→ Exercise goal: Return the line containing "Give me the" and all lines after it exactly; stop at the end of the material.

__________

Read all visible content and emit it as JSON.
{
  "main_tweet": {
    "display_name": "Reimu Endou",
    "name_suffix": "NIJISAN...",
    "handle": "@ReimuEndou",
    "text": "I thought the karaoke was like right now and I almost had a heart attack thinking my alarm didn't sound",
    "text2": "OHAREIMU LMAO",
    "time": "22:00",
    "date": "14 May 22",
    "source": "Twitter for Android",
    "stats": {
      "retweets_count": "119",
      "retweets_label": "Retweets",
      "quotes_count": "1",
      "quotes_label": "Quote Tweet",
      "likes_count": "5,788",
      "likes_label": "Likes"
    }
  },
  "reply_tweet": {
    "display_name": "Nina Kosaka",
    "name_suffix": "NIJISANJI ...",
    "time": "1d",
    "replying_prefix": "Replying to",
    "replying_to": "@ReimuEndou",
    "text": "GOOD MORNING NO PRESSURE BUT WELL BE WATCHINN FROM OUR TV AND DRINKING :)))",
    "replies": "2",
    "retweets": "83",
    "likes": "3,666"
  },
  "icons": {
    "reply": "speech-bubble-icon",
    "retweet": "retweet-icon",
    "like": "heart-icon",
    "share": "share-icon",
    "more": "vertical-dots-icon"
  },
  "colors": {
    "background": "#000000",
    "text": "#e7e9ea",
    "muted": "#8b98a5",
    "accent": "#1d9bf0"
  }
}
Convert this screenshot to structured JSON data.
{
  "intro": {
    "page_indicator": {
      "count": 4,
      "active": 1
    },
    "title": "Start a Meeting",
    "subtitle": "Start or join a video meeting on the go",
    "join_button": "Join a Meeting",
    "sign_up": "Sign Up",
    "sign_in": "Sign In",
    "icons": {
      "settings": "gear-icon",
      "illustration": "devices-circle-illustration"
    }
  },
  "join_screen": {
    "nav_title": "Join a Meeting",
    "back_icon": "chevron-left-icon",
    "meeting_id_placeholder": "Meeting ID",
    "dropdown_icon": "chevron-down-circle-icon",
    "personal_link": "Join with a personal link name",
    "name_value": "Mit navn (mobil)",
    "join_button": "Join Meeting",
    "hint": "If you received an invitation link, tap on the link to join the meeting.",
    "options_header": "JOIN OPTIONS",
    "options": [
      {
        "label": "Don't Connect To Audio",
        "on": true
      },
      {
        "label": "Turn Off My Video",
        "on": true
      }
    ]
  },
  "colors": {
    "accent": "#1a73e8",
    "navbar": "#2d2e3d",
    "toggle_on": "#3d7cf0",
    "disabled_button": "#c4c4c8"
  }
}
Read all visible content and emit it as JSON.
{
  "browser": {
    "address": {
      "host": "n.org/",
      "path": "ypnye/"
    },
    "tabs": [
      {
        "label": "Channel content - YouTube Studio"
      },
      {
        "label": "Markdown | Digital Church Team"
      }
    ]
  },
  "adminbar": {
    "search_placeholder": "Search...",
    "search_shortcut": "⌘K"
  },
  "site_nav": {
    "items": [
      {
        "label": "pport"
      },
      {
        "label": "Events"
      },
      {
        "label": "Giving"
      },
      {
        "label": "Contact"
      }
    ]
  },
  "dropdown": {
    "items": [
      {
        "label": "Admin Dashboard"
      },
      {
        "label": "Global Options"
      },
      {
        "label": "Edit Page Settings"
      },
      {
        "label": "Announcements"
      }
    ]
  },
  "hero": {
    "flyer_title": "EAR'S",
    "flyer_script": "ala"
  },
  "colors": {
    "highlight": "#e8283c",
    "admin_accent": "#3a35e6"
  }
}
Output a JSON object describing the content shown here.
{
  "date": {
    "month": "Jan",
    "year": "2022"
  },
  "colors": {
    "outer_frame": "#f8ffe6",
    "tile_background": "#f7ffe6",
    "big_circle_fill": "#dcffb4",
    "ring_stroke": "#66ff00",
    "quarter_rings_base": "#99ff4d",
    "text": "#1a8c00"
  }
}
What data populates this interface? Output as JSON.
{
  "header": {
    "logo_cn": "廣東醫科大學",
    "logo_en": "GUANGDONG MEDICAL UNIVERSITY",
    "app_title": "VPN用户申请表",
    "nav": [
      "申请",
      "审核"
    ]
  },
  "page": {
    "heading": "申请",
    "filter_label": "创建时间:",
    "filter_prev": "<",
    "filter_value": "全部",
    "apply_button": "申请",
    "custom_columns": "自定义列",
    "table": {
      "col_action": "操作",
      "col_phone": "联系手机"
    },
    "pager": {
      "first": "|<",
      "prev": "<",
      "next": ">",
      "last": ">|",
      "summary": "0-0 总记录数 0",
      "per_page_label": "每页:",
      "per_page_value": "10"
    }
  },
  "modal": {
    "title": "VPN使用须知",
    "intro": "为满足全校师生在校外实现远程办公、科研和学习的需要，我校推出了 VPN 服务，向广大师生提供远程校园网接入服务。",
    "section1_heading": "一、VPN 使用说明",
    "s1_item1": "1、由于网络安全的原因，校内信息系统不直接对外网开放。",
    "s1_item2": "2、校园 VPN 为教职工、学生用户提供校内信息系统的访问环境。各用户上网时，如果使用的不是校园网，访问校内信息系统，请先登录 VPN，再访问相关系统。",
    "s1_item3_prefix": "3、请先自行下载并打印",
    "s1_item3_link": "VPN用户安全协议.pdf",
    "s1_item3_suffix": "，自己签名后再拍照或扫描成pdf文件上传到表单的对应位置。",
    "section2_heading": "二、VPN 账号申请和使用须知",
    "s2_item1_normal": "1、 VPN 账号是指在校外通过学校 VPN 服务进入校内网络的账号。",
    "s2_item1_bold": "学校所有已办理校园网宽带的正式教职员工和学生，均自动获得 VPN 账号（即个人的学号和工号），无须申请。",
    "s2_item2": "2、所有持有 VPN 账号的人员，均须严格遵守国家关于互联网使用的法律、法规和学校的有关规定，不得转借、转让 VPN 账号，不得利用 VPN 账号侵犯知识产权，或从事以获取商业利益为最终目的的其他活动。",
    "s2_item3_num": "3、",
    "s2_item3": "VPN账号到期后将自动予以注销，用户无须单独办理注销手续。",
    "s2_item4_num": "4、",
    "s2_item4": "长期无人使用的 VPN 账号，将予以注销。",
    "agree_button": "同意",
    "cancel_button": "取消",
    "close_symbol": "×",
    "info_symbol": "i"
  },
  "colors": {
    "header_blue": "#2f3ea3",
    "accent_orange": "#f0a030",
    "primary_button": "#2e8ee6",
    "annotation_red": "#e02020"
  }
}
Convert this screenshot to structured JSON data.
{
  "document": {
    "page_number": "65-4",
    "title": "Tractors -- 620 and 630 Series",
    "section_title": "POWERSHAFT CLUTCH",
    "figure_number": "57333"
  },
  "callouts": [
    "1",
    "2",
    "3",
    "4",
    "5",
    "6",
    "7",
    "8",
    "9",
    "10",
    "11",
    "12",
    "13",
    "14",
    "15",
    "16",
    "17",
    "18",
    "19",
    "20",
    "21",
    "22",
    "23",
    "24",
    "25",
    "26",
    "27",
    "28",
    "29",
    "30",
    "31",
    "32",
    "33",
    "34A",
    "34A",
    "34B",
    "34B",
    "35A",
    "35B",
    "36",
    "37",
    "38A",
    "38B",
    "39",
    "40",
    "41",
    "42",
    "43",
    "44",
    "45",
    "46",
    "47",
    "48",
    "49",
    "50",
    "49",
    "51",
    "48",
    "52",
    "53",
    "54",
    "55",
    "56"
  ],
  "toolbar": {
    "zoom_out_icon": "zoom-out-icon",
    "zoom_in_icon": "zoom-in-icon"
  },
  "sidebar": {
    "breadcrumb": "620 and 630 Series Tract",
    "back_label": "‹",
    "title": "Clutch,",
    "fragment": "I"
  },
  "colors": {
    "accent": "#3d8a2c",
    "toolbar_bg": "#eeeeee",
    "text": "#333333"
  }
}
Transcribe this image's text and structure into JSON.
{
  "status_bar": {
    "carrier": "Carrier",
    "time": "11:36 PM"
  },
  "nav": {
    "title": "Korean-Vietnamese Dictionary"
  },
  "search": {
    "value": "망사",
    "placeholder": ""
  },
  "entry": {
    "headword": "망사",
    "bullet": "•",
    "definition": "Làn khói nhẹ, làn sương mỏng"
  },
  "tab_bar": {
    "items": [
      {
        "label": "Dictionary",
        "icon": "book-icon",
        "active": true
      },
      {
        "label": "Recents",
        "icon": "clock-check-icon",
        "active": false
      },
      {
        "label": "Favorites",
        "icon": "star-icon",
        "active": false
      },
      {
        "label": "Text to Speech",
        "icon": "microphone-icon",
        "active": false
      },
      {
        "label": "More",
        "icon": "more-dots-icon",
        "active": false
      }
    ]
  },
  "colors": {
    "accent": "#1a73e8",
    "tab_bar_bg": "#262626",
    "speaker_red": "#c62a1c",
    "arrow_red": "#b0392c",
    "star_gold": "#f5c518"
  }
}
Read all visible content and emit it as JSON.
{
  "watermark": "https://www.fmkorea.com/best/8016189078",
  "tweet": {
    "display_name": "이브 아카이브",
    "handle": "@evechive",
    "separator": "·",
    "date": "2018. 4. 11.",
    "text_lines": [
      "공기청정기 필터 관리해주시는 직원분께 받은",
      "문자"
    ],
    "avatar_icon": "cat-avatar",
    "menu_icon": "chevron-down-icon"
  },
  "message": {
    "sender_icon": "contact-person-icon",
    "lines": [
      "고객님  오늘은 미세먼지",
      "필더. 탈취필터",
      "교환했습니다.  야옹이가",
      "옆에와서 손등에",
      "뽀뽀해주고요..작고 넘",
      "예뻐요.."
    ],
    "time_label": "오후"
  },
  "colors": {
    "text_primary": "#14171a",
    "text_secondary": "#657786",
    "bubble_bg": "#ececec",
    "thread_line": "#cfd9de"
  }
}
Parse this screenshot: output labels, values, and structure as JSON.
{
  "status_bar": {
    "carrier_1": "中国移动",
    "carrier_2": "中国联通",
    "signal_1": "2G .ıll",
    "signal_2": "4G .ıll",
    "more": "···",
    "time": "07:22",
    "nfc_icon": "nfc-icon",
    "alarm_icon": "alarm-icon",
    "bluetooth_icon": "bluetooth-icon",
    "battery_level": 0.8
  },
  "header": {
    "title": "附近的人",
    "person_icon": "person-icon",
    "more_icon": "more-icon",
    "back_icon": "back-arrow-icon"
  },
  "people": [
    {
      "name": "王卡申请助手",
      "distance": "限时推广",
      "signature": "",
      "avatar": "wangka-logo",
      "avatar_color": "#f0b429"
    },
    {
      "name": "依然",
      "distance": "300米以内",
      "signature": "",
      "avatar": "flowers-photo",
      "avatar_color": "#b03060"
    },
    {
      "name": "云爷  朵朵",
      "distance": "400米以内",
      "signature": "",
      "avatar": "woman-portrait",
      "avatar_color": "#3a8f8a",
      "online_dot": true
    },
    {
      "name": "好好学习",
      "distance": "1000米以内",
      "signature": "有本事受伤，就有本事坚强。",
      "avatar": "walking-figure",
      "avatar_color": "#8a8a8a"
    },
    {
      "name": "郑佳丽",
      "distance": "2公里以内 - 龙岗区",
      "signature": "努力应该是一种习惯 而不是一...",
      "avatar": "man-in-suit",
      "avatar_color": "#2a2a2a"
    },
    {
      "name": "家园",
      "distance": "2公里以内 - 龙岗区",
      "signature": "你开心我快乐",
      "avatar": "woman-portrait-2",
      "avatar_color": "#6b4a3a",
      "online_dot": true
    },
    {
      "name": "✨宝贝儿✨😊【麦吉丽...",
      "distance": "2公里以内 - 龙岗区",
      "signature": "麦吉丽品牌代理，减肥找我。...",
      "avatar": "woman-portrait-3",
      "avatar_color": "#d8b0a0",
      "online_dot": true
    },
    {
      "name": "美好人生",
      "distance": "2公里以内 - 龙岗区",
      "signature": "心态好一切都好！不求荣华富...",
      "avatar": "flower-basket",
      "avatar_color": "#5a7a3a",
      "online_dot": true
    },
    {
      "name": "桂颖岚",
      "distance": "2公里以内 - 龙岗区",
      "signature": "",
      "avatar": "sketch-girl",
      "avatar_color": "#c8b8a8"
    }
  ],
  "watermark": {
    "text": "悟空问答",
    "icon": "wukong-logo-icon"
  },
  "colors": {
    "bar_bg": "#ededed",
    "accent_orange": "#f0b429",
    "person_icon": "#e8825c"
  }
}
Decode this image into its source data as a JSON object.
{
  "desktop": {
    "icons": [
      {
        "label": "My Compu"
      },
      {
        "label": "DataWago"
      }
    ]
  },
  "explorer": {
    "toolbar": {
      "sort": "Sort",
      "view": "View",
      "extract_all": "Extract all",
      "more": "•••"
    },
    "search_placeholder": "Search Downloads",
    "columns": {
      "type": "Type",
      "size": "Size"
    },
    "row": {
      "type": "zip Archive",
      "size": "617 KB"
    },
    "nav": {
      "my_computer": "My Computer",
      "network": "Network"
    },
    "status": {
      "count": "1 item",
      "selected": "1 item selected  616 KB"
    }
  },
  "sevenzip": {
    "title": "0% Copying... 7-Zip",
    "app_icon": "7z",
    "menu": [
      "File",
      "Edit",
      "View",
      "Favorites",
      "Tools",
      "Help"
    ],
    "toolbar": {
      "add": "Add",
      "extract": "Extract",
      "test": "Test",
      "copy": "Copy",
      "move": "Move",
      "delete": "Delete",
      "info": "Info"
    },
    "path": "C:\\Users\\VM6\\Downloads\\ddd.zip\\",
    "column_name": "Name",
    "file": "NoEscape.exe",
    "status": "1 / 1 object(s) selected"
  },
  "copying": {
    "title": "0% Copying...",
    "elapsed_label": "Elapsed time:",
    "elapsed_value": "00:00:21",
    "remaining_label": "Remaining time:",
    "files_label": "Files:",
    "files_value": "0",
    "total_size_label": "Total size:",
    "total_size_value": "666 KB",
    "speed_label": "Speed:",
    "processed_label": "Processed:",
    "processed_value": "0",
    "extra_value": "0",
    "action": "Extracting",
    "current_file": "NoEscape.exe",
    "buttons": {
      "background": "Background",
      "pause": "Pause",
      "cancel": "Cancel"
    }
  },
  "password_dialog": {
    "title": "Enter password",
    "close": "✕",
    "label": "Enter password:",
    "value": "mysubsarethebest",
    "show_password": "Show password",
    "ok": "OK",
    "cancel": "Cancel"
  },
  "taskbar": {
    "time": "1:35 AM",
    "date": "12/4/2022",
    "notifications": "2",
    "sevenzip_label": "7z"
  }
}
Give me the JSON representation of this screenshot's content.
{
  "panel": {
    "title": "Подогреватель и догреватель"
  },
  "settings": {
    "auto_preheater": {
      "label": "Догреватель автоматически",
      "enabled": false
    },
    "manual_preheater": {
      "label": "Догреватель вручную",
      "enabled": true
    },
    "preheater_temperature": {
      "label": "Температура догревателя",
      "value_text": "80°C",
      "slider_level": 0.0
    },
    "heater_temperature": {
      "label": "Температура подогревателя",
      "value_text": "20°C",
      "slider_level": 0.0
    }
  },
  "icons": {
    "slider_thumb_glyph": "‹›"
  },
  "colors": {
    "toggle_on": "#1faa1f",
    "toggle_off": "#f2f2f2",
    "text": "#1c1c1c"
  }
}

__________

→ Full solution:
Give me the JSON representation of this screenshot's content.
{
  "panel": {
    "title": "Подогреватель и догреватель"
  },
  "settings": {
    "auto_preheater": {
      "label": "Догреватель автоматически",
      "enabled": false
    },
    "manual_preheater": {
      "label": "Догреватель вручную",
      "enabled": true
    },
    "preheater_temperature": {
      "label": "Температура догревателя",
      "value_text": "80°C",
      "slider_level": 0.0
    },
    "heater_temperature": {
      "label": "Температура подогревателя",
      "value_text": "20°C",
      "slider_level": 0.0
    }
  },
  "icons": {
    "slider_thumb_glyph": "‹›"
  },
  "colors": {
    "toggle_on": "#1faa1f",
    "toggle_off": "#f2f2f2",
    "text": "#1c1c1c"
  }
}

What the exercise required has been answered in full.